- [STATED GOAL] Write out the entries verbatim and leave the images out of the copy.

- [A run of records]
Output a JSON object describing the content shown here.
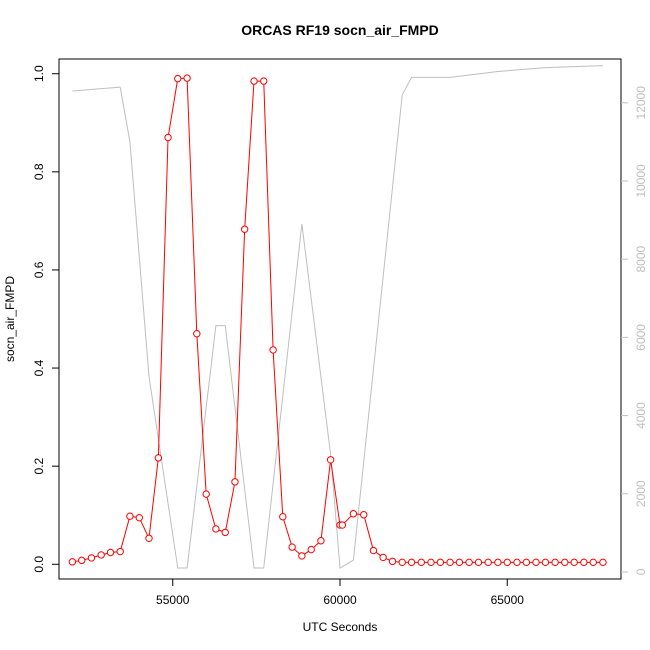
{
  "chart_data": {
    "type": "line",
    "title": "ORCAS RF19 socn_air_FMPD",
    "xlabel": "UTC Seconds",
    "ylabel": "socn_air_FMPD",
    "xlim": [
      51600,
      68400
    ],
    "ylim": [
      -0.03,
      1.03
    ],
    "y2lim": [
      -180,
      13120
    ],
    "x_ticks": [
      55000,
      60000,
      65000
    ],
    "x_tick_labels": [
      "55000",
      "60000",
      "65000"
    ],
    "y_ticks": [
      0.0,
      0.2,
      0.4,
      0.6,
      0.8,
      1.0
    ],
    "y_tick_labels": [
      "0.0",
      "0.2",
      "0.4",
      "0.6",
      "0.8",
      "1.0"
    ],
    "y2_ticks": [
      0,
      2000,
      4000,
      6000,
      8000,
      10000,
      12000
    ],
    "y2_tick_labels": [
      "0",
      "2000",
      "4000",
      "6000",
      "8000",
      "10000",
      "12000"
    ],
    "grid": false,
    "legend": "none",
    "series": [
      {
        "axis": "left",
        "color": "#ff0000",
        "style": "line+open-circles",
        "x": [
          52000,
          52280,
          52570,
          52860,
          53140,
          53430,
          53720,
          54000,
          54290,
          54570,
          54860,
          55150,
          55430,
          55720,
          56000,
          56290,
          56570,
          56860,
          57150,
          57430,
          57720,
          58000,
          58290,
          58570,
          58860,
          59140,
          59430,
          59720,
          60000,
          60070,
          60400,
          60710,
          61000,
          61290,
          61570,
          61860,
          62140,
          62430,
          62720,
          63000,
          63290,
          63570,
          63860,
          64140,
          64430,
          64720,
          65000,
          65290,
          65570,
          65860,
          66140,
          66430,
          66720,
          67000,
          67290,
          67570,
          67860
        ],
        "y": [
          0.005,
          0.008,
          0.013,
          0.019,
          0.024,
          0.026,
          0.098,
          0.095,
          0.053,
          0.217,
          0.87,
          0.99,
          0.991,
          0.47,
          0.143,
          0.072,
          0.065,
          0.168,
          0.683,
          0.985,
          0.985,
          0.437,
          0.097,
          0.035,
          0.017,
          0.03,
          0.048,
          0.213,
          0.08,
          0.08,
          0.103,
          0.101,
          0.028,
          0.014,
          0.006,
          0.004,
          0.004,
          0.004,
          0.004,
          0.004,
          0.004,
          0.004,
          0.004,
          0.004,
          0.004,
          0.004,
          0.004,
          0.004,
          0.004,
          0.004,
          0.004,
          0.004,
          0.004,
          0.004,
          0.004,
          0.004,
          0.004
        ]
      },
      {
        "axis": "right",
        "color": "#bebebe",
        "style": "line",
        "x": [
          52000,
          53430,
          53720,
          54290,
          55150,
          55430,
          56290,
          56570,
          57430,
          57720,
          58860,
          59720,
          60000,
          60400,
          61860,
          62140,
          63290,
          64720,
          66140,
          67860
        ],
        "y": [
          12300,
          12400,
          11000,
          5000,
          100,
          100,
          6300,
          6300,
          100,
          100,
          8900,
          3000,
          100,
          300,
          12200,
          12650,
          12650,
          12800,
          12900,
          12950
        ]
      }
    ]
  }
}
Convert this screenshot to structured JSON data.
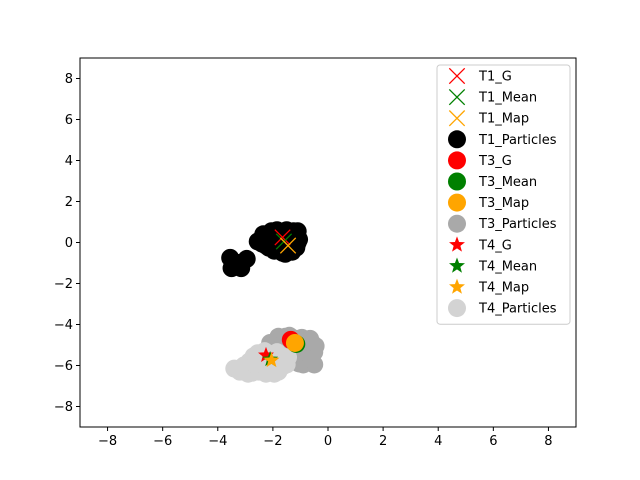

- [TASK RESULT]
Output a JSON object describing the content shown here.
{
  "chart_data": {
    "type": "line",
    "title": "ORCAS RF19 socn_air_FMPD",
    "xlabel": "UTC Seconds",
    "ylabel": "socn_air_FMPD",
    "xlim": [
      51600,
      68400
    ],
    "ylim": [
      -0.03,
      1.03
    ],
    "y2lim": [
      -180,
      13120
    ],
    "x_ticks": [
      55000,
      60000,
      65000
    ],
    "x_tick_labels": [
      "55000",
      "60000",
      "65000"
    ],
    "y_ticks": [
      0.0,
      0.2,
      0.4,
      0.6,
      0.8,
      1.0
    ],
    "y_tick_labels": [
      "0.0",
      "0.2",
      "0.4",
      "0.6",
      "0.8",
      "1.0"
    ],
    "y2_ticks": [
      0,
      2000,
      4000,
      6000,
      8000,
      10000,
      12000
    ],
    "y2_tick_labels": [
      "0",
      "2000",
      "4000",
      "6000",
      "8000",
      "10000",
      "12000"
    ],
    "grid": false,
    "legend": "none",
    "series": [
      {
        "axis": "left",
        "color": "#ff0000",
        "style": "line+open-circles",
        "x": [
          52000,
          52280,
          52570,
          52860,
          53140,
          53430,
          53720,
          54000,
          54290,
          54570,
          54860,
          55150,
          55430,
          55720,
          56000,
          56290,
          56570,
          56860,
          57150,
          57430,
          57720,
          58000,
          58290,
          58570,
          58860,
          59140,
          59430,
          59720,
          60000,
          60070,
          60400,
          60710,
          61000,
          61290,
          61570,
          61860,
          62140,
          62430,
          62720,
          63000,
          63290,
          63570,
          63860,
          64140,
          64430,
          64720,
          65000,
          65290,
          65570,
          65860,
          66140,
          66430,
          66720,
          67000,
          67290,
          67570,
          67860
        ],
        "y": [
          0.005,
          0.008,
          0.013,
          0.019,
          0.024,
          0.026,
          0.098,
          0.095,
          0.053,
          0.217,
          0.87,
          0.99,
          0.991,
          0.47,
          0.143,
          0.072,
          0.065,
          0.168,
          0.683,
          0.985,
          0.985,
          0.437,
          0.097,
          0.035,
          0.017,
          0.03,
          0.048,
          0.213,
          0.08,
          0.08,
          0.103,
          0.101,
          0.028,
          0.014,
          0.006,
          0.004,
          0.004,
          0.004,
          0.004,
          0.004,
          0.004,
          0.004,
          0.004,
          0.004,
          0.004,
          0.004,
          0.004,
          0.004,
          0.004,
          0.004,
          0.004,
          0.004,
          0.004,
          0.004,
          0.004,
          0.004,
          0.004
        ]
      },
      {
        "axis": "right",
        "color": "#bebebe",
        "style": "line",
        "x": [
          52000,
          53430,
          53720,
          54290,
          55150,
          55430,
          56290,
          56570,
          57430,
          57720,
          58860,
          59720,
          60000,
          60400,
          61860,
          62140,
          63290,
          64720,
          66140,
          67860
        ],
        "y": [
          12300,
          12400,
          11000,
          5000,
          100,
          100,
          6300,
          6300,
          100,
          100,
          8900,
          3000,
          100,
          300,
          12200,
          12650,
          12650,
          12800,
          12900,
          12950
        ]
      }
    ]
  }
}
Convert this screenshot to structured JSON data.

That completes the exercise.